_Material_
####################
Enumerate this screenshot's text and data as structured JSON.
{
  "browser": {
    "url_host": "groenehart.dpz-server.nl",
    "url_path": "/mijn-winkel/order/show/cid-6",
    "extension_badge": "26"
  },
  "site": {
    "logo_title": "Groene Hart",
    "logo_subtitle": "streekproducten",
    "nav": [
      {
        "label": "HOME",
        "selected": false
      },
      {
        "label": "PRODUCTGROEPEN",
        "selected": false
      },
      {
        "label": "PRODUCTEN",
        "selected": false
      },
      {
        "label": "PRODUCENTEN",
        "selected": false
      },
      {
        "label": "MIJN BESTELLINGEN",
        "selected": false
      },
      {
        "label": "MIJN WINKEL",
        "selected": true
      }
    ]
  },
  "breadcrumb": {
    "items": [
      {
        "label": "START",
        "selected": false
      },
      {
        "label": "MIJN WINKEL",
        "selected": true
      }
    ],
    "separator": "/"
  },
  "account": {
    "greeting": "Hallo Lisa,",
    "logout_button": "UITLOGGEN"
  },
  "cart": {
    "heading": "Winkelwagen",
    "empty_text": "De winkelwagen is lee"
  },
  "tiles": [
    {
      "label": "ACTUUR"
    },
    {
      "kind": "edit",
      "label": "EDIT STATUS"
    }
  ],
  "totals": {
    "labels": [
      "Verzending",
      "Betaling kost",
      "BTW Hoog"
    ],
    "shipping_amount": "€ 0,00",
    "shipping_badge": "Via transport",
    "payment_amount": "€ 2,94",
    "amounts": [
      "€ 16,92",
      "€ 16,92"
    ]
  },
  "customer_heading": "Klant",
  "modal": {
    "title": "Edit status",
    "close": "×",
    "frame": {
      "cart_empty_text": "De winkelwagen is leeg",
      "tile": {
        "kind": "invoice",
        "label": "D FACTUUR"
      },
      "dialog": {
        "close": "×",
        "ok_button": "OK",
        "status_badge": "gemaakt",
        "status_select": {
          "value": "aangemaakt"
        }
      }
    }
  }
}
####################
_Aim of the exercise_
Nothing in the listing may be changed; retype it all exactly.

_Completed task_
Enumerate this screenshot's text and data as structured JSON.
{
  "browser": {
    "url_host": "groenehart.dpz-server.nl",
    "url_path": "/mijn-winkel/order/show/cid-6",
    "extension_badge": "26"
  },
  "site": {
    "logo_title": "Groene Hart",
    "logo_subtitle": "streekproducten",
    "nav": [
      {
        "label": "HOME",
        "selected": false
      },
      {
        "label": "PRODUCTGROEPEN",
        "selected": false
      },
      {
        "label": "PRODUCTEN",
        "selected": false
      },
      {
        "label": "PRODUCENTEN",
        "selected": false
      },
      {
        "label": "MIJN BESTELLINGEN",
        "selected": false
      },
      {
        "label": "MIJN WINKEL",
        "selected": true
      }
    ]
  },
  "breadcrumb": {
    "items": [
      {
        "label": "START",
        "selected": false
      },
      {
        "label": "MIJN WINKEL",
        "selected": true
      }
    ],
    "separator": "/"
  },
  "account": {
    "greeting": "Hallo Lisa,",
    "logout_button": "UITLOGGEN"
  },
  "cart": {
    "heading": "Winkelwagen",
    "empty_text": "De winkelwagen is lee"
  },
  "tiles": [
    {
      "label": "ACTUUR"
    },
    {
      "kind": "edit",
      "label": "EDIT STATUS"
    }
  ],
  "totals": {
    "labels": [
      "Verzending",
      "Betaling kost",
      "BTW Hoog"
    ],
    "shipping_amount": "€ 0,00",
    "shipping_badge": "Via transport",
    "payment_amount": "€ 2,94",
    "amounts": [
      "€ 16,92",
      "€ 16,92"
    ]
  },
  "customer_heading": "Klant",
  "modal": {
    "title": "Edit status",
    "close": "×",
    "frame": {
      "cart_empty_text": "De winkelwagen is leeg",
      "tile": {
        "kind": "invoice",
        "label": "D FACTUUR"
      },
      "dialog": {
        "close": "×",
        "ok_button": "OK",
        "status_badge": "gemaakt",
        "status_select": {
          "value": "aangemaakt"
        }
      }
    }
  }
}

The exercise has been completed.